WHAT THE TASK REQUIRES —
Every line that holds the string "index" is to be identified and copied.

THE DATA —
* begin *

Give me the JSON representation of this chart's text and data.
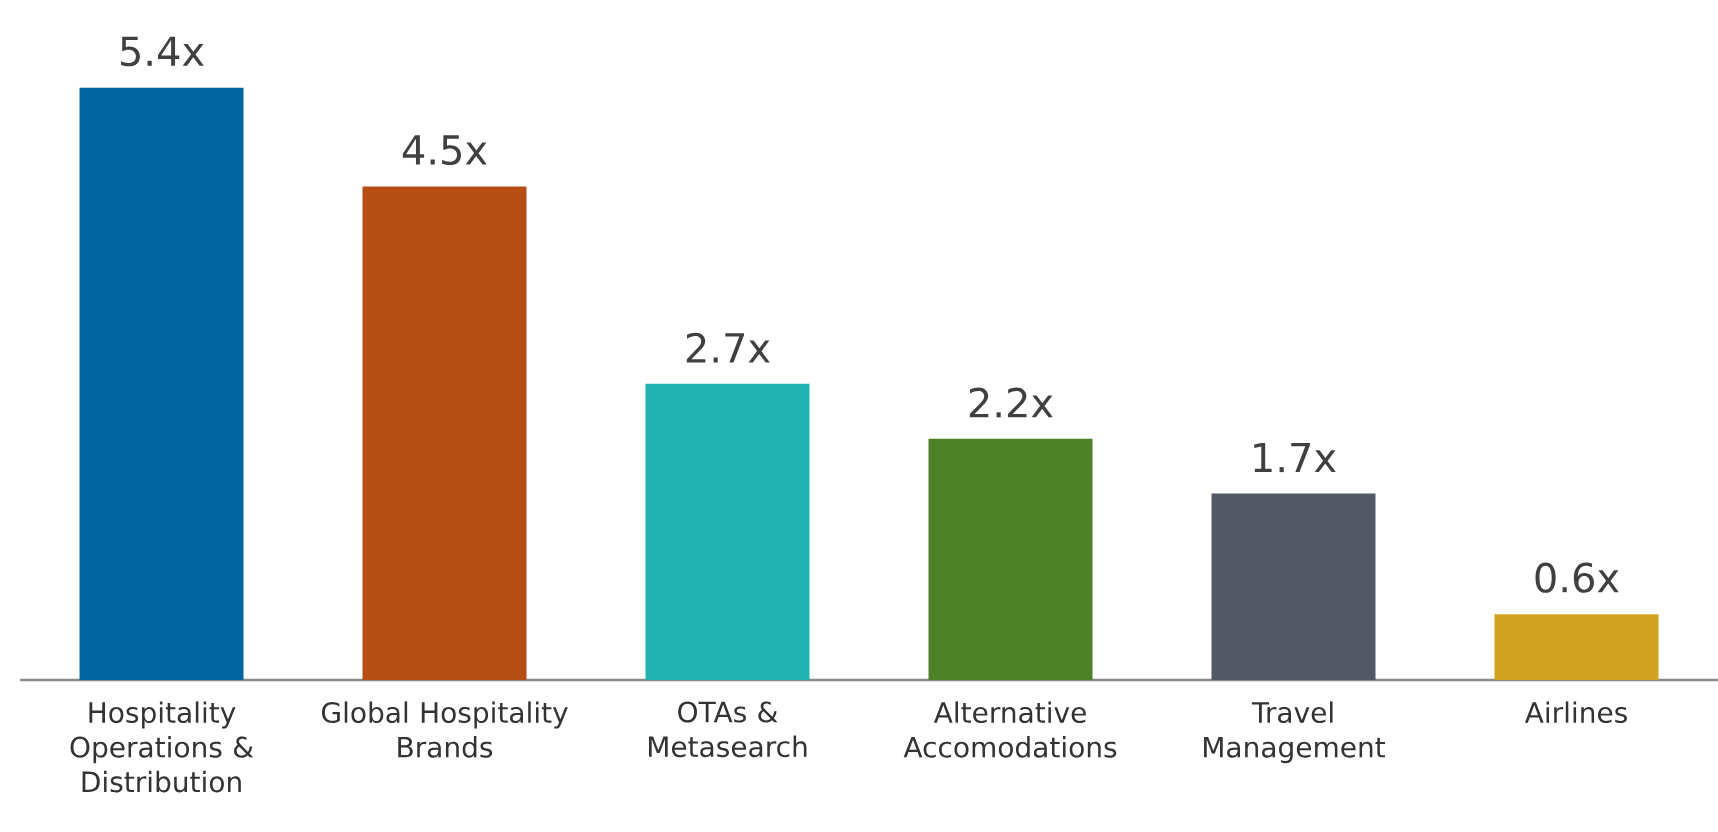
{
  "chart_data": {
    "type": "bar",
    "categories": [
      "Hospitality Operations & Distribution",
      "Global Hospitality Brands",
      "OTAs & Metasearch",
      "Alternative Accomodations",
      "Travel Management",
      "Airlines"
    ],
    "values": [
      5.4,
      4.5,
      2.7,
      2.2,
      1.7,
      0.6
    ],
    "value_labels": [
      "5.4x",
      "4.5x",
      "2.7x",
      "2.2x",
      "1.7x",
      "0.6x"
    ],
    "colors": [
      "#0066a1",
      "#b54d14",
      "#21b3b1",
      "#4e8026",
      "#525866",
      "#d1a220"
    ]
  }
}
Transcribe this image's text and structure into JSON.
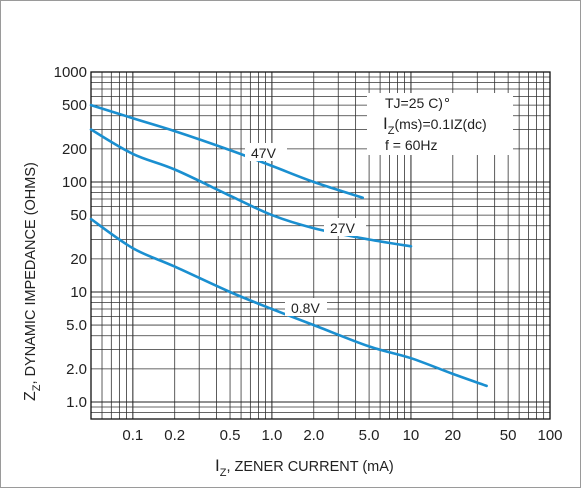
{
  "chart_data": {
    "type": "line",
    "xlabel": {
      "prefix": "I",
      "sub": "Z",
      "rest": ", ZENER CURRENT (mA)"
    },
    "ylabel": {
      "prefix": "Z",
      "sub": "Z",
      "rest": ", DYNAMIC IMPEDANCE (OHMS)"
    },
    "x_scale": "log",
    "y_scale": "log",
    "xlim": [
      0.05,
      100
    ],
    "ylim": [
      0.7,
      1000
    ],
    "grid": true,
    "x_ticks": [
      {
        "value": 0.1,
        "label": "0.1"
      },
      {
        "value": 0.2,
        "label": "0.2"
      },
      {
        "value": 0.5,
        "label": "0.5"
      },
      {
        "value": 1,
        "label": "1.0"
      },
      {
        "value": 2,
        "label": "2.0"
      },
      {
        "value": 5,
        "label": "5.0"
      },
      {
        "value": 10,
        "label": "10"
      },
      {
        "value": 20,
        "label": "20"
      },
      {
        "value": 50,
        "label": "50"
      },
      {
        "value": 100,
        "label": "100"
      }
    ],
    "y_ticks": [
      {
        "value": 1,
        "label": "1.0"
      },
      {
        "value": 2,
        "label": "2.0"
      },
      {
        "value": 5,
        "label": "5.0"
      },
      {
        "value": 10,
        "label": "10"
      },
      {
        "value": 20,
        "label": "20"
      },
      {
        "value": 50,
        "label": "50"
      },
      {
        "value": 100,
        "label": "100"
      },
      {
        "value": 200,
        "label": "200"
      },
      {
        "value": 500,
        "label": "500"
      },
      {
        "value": 1000,
        "label": "1000"
      }
    ],
    "series": [
      {
        "name": "47V",
        "color": "#1a8fd0",
        "x": [
          0.05,
          0.1,
          0.2,
          0.5,
          1,
          2,
          4.5
        ],
        "y": [
          500,
          380,
          290,
          195,
          140,
          100,
          72
        ]
      },
      {
        "name": "27V",
        "color": "#1a8fd0",
        "x": [
          0.05,
          0.1,
          0.2,
          0.5,
          1,
          2,
          5,
          10
        ],
        "y": [
          300,
          180,
          130,
          75,
          50,
          38,
          30,
          26
        ]
      },
      {
        "name": "0.8V",
        "color": "#1a8fd0",
        "x": [
          0.05,
          0.1,
          0.2,
          0.5,
          1,
          2,
          5,
          10,
          20,
          35
        ],
        "y": [
          46,
          25,
          17,
          10,
          7,
          5,
          3.2,
          2.5,
          1.8,
          1.4
        ]
      }
    ],
    "notes": {
      "line1": "TJ=25 C)",
      "line2_prefix": "I",
      "line2_sub": "Z",
      "line2_rest": "(ms)=0.1IZ(dc)",
      "line3": "f = 60Hz"
    }
  }
}
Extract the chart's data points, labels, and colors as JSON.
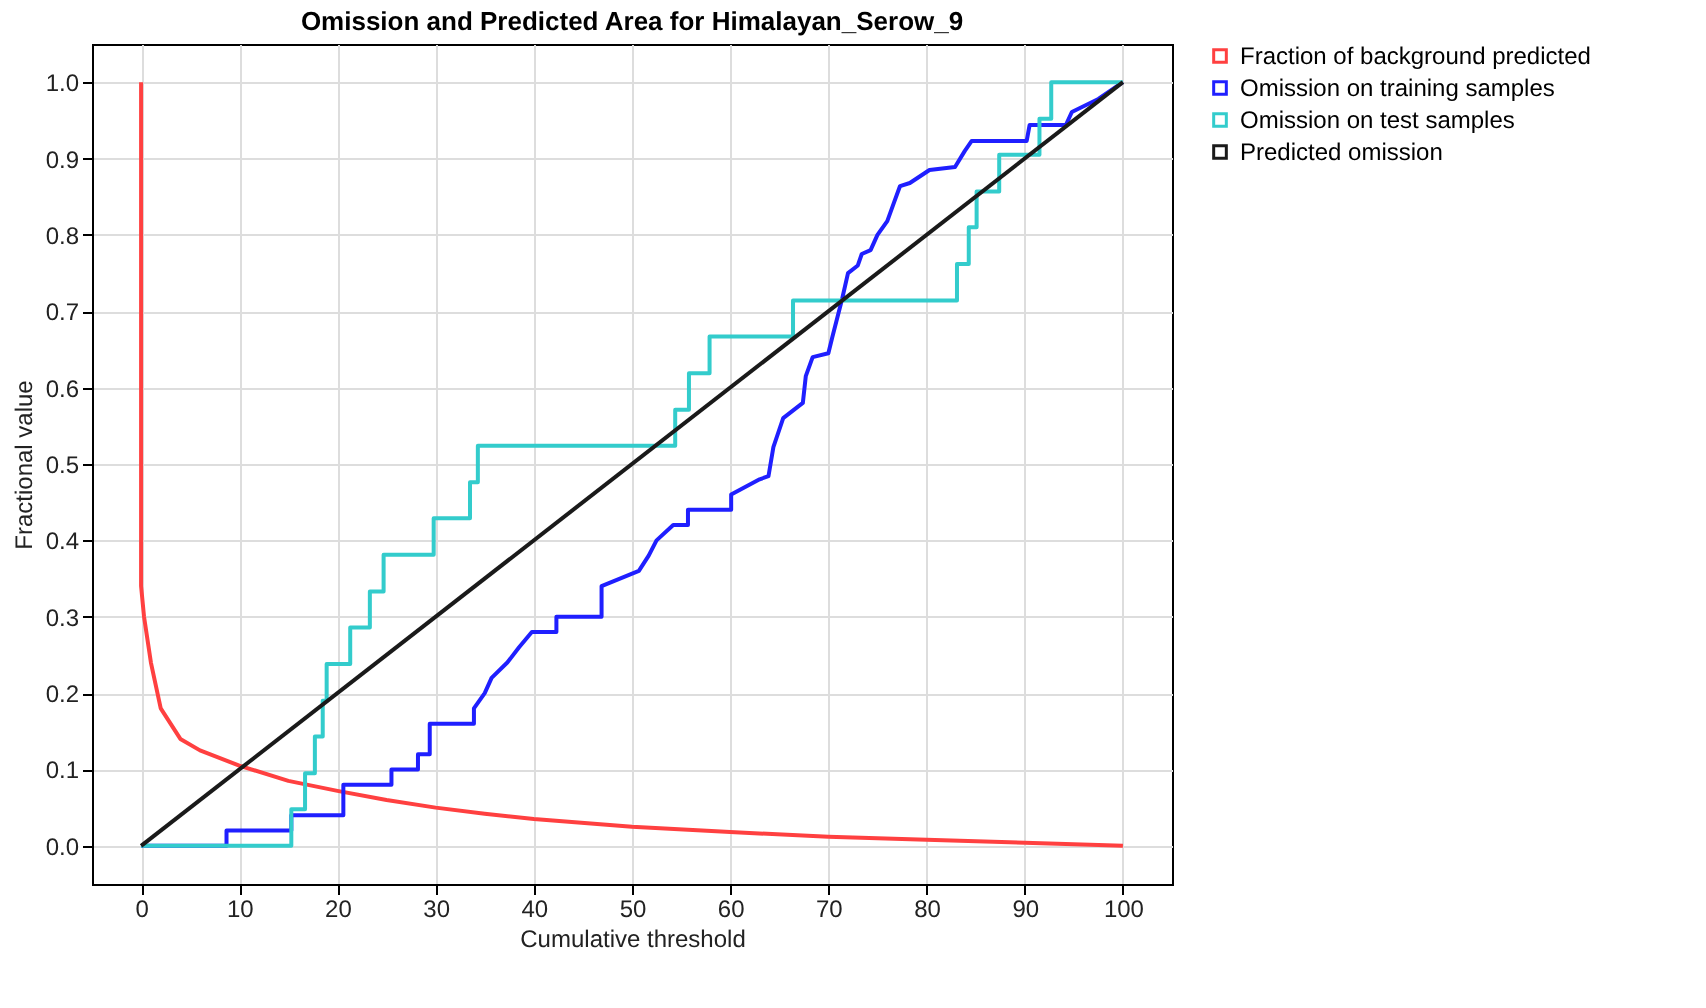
{
  "chart_data": {
    "type": "line",
    "title": "Omission and Predicted Area for Himalayan_Serow_9",
    "xlabel": "Cumulative threshold",
    "ylabel": "Fractional value",
    "xlim": [
      -5,
      105
    ],
    "ylim": [
      -0.05,
      1.05
    ],
    "xticks": [
      0,
      10,
      20,
      30,
      40,
      50,
      60,
      70,
      80,
      90,
      100
    ],
    "yticks": [
      {
        "value": 0,
        "label": "0.0"
      },
      {
        "value": 0.1,
        "label": "0.1"
      },
      {
        "value": 0.2,
        "label": "0.2"
      },
      {
        "value": 0.3,
        "label": "0.3"
      },
      {
        "value": 0.4,
        "label": "0.4"
      },
      {
        "value": 0.5,
        "label": "0.5"
      },
      {
        "value": 0.6,
        "label": "0.6"
      },
      {
        "value": 0.7,
        "label": "0.7"
      },
      {
        "value": 0.8,
        "label": "0.8"
      },
      {
        "value": 0.9,
        "label": "0.9"
      },
      {
        "value": 1,
        "label": "1.0"
      }
    ],
    "grid": true,
    "legend": "right",
    "marker": "none",
    "line_style": "solid",
    "series": [
      {
        "name": "Fraction of background predicted",
        "color": "#ff4040",
        "x": [
          0,
          0,
          0.3,
          1,
          2,
          4,
          6,
          10,
          15,
          20,
          25,
          30,
          35,
          40,
          50,
          60,
          70,
          80,
          90,
          100
        ],
        "values": [
          1.0,
          0.34,
          0.3,
          0.24,
          0.18,
          0.14,
          0.125,
          0.105,
          0.085,
          0.072,
          0.06,
          0.05,
          0.042,
          0.035,
          0.025,
          0.018,
          0.012,
          0.008,
          0.004,
          0
        ]
      },
      {
        "name": "Omission on training samples",
        "color": "#1f1fff",
        "x": [
          0,
          8.7,
          8.7,
          15.3,
          15.3,
          20.6,
          20.6,
          25.5,
          25.5,
          28.2,
          28.2,
          29.4,
          29.4,
          33.9,
          33.9,
          35,
          35.7,
          37.3,
          38.5,
          39.8,
          42.3,
          42.3,
          46.9,
          46.9,
          50.7,
          51.7,
          52.5,
          54.2,
          55.7,
          55.7,
          60.1,
          60.1,
          63,
          63.9,
          64.4,
          65.4,
          67.4,
          67.7,
          68.4,
          70,
          70.4,
          71.4,
          72,
          73,
          73.4,
          74.3,
          75,
          76,
          76.7,
          77.3,
          78.3,
          80.3,
          82.9,
          83.9,
          84.6,
          90.2,
          90.5,
          94.2,
          94.8,
          97.5,
          100
        ],
        "values": [
          0,
          0,
          0.02,
          0.02,
          0.04,
          0.04,
          0.08,
          0.08,
          0.1,
          0.1,
          0.12,
          0.12,
          0.16,
          0.16,
          0.18,
          0.2,
          0.22,
          0.24,
          0.26,
          0.28,
          0.28,
          0.3,
          0.3,
          0.34,
          0.36,
          0.38,
          0.4,
          0.42,
          0.42,
          0.44,
          0.44,
          0.46,
          0.48,
          0.484,
          0.522,
          0.56,
          0.58,
          0.615,
          0.64,
          0.645,
          0.666,
          0.716,
          0.75,
          0.76,
          0.775,
          0.78,
          0.8,
          0.818,
          0.843,
          0.864,
          0.868,
          0.885,
          0.889,
          0.91,
          0.923,
          0.923,
          0.944,
          0.944,
          0.961,
          0.978,
          1.0
        ]
      },
      {
        "name": "Omission on test samples",
        "color": "#33cccc",
        "type": "step",
        "x": [
          0,
          15.3,
          16.7,
          17.7,
          18.5,
          18.9,
          21.3,
          23.3,
          24.7,
          29.8,
          33.5,
          34.3,
          54.4,
          55.8,
          57.9,
          66.4,
          83.1,
          84.3,
          85.1,
          87.4,
          91.5,
          92.7,
          100
        ],
        "values": [
          0,
          0.048,
          0.095,
          0.143,
          0.19,
          0.238,
          0.286,
          0.333,
          0.381,
          0.429,
          0.476,
          0.524,
          0.571,
          0.619,
          0.667,
          0.714,
          0.762,
          0.81,
          0.857,
          0.905,
          0.952,
          1.0,
          1.0
        ]
      },
      {
        "name": "Predicted omission",
        "color": "#1a1a1a",
        "x": [
          0,
          100
        ],
        "values": [
          0,
          1
        ]
      }
    ]
  }
}
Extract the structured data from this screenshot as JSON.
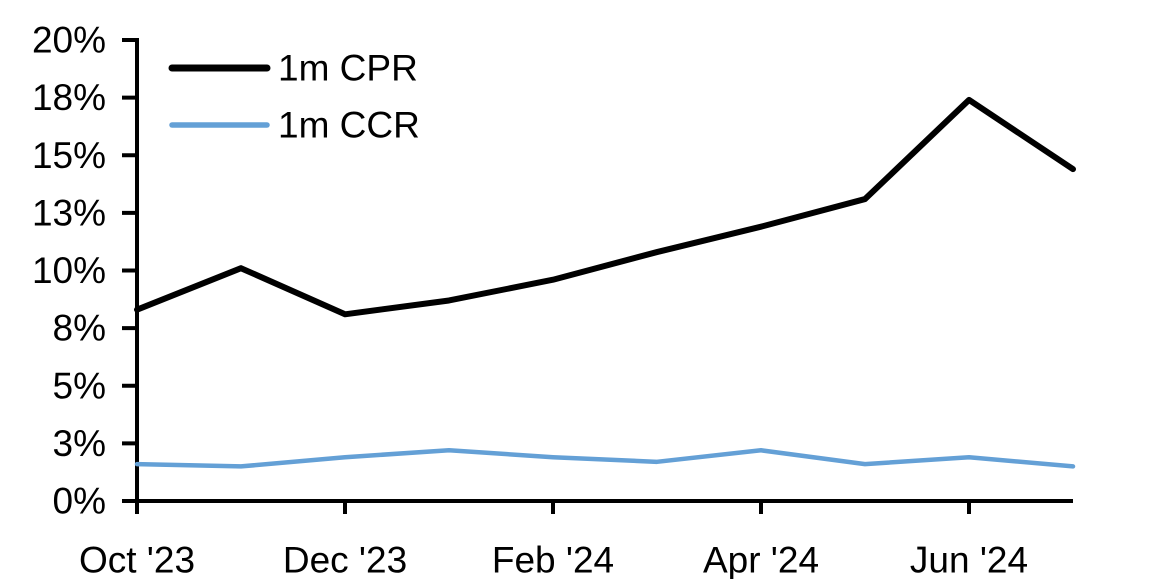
{
  "chart_data": {
    "type": "line",
    "title": "",
    "xlabel": "",
    "ylabel": "",
    "grid": false,
    "background_color": "#FFFFFF",
    "axis_color": "#000000",
    "text_color": "#000000",
    "categories": [
      "Oct '23",
      "Nov '23",
      "Dec '23",
      "Jan '24",
      "Feb '24",
      "Mar '24",
      "Apr '24",
      "May '24",
      "Jun '24",
      "Jul '24"
    ],
    "series": [
      {
        "name": "1m CPR",
        "color": "#000000",
        "stroke_width": 6,
        "values": [
          8.3,
          10.1,
          8.1,
          8.7,
          9.6,
          10.8,
          11.9,
          13.1,
          17.4,
          14.4
        ]
      },
      {
        "name": "1m CCR",
        "color": "#64A0D6",
        "stroke_width": 4.5,
        "values": [
          1.6,
          1.5,
          1.9,
          2.2,
          1.9,
          1.7,
          2.2,
          1.6,
          1.9,
          1.5
        ]
      }
    ],
    "y_axis": {
      "min": 0,
      "max": 20,
      "tick_step": 2.5,
      "unit": "%",
      "tick_labels": [
        "0%",
        "3%",
        "5%",
        "8%",
        "10%",
        "13%",
        "15%",
        "18%",
        "20%"
      ]
    },
    "x_axis": {
      "tick_labels": [
        {
          "index": 0,
          "label": "Oct '23"
        },
        {
          "index": 2,
          "label": "Dec '23"
        },
        {
          "index": 4,
          "label": "Feb '24"
        },
        {
          "index": 6,
          "label": "Apr '24"
        },
        {
          "index": 8,
          "label": "Jun '24"
        }
      ]
    },
    "legend": {
      "position": "top-left",
      "entries": [
        "1m CPR",
        "1m CCR"
      ]
    }
  }
}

* end *

COMPLETE RESPONSE —
          "index": 0,
          "index": 2,
          "index": 4,
          "index": 6,
          "index": 8,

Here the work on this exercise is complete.